**WORK REQUIRED**
Below is some material; set it all down exactly, apart from the pictures.

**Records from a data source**
• • • • • • •

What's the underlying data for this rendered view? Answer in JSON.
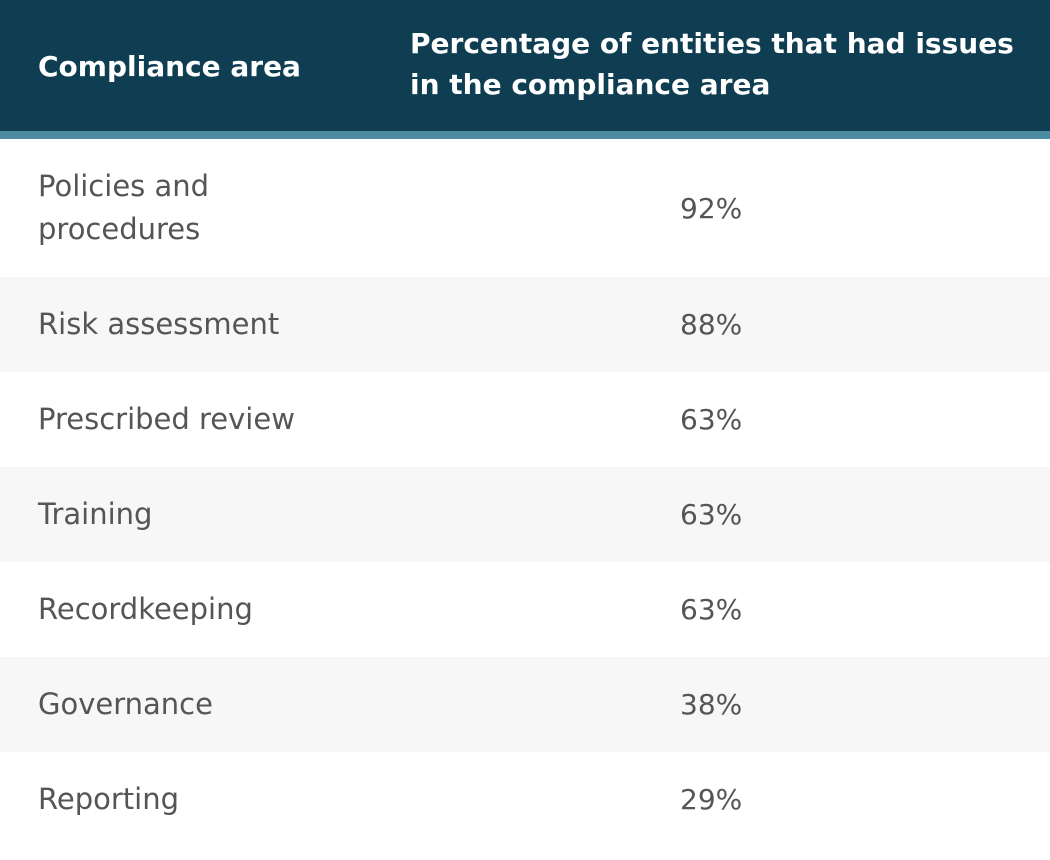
{
  "chart_data": {
    "type": "table",
    "columns": [
      "Compliance area",
      "Percentage of entities that had issues in the compliance area"
    ],
    "rows": [
      {
        "area": "Policies and procedures",
        "percentage": "92%"
      },
      {
        "area": "Risk assessment",
        "percentage": "88%"
      },
      {
        "area": "Prescribed review",
        "percentage": "63%"
      },
      {
        "area": "Training",
        "percentage": "63%"
      },
      {
        "area": "Recordkeeping",
        "percentage": "63%"
      },
      {
        "area": "Governance",
        "percentage": "38%"
      },
      {
        "area": "Reporting",
        "percentage": "29%"
      }
    ]
  },
  "colors": {
    "header_background": "#0f3e52",
    "header_accent": "#4d8ba0",
    "header_text": "#ffffff",
    "row_alt_background": "#f7f7f7",
    "body_text": "#555555"
  }
}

• • • • • • •

**COMPLETE OUTPUT**
What's the underlying data for this rendered view? Answer in JSON.
{
  "chart_data": {
    "type": "table",
    "columns": [
      "Compliance area",
      "Percentage of entities that had issues in the compliance area"
    ],
    "rows": [
      {
        "area": "Policies and procedures",
        "percentage": "92%"
      },
      {
        "area": "Risk assessment",
        "percentage": "88%"
      },
      {
        "area": "Prescribed review",
        "percentage": "63%"
      },
      {
        "area": "Training",
        "percentage": "63%"
      },
      {
        "area": "Recordkeeping",
        "percentage": "63%"
      },
      {
        "area": "Governance",
        "percentage": "38%"
      },
      {
        "area": "Reporting",
        "percentage": "29%"
      }
    ]
  },
  "colors": {
    "header_background": "#0f3e52",
    "header_accent": "#4d8ba0",
    "header_text": "#ffffff",
    "row_alt_background": "#f7f7f7",
    "body_text": "#555555"
  }
}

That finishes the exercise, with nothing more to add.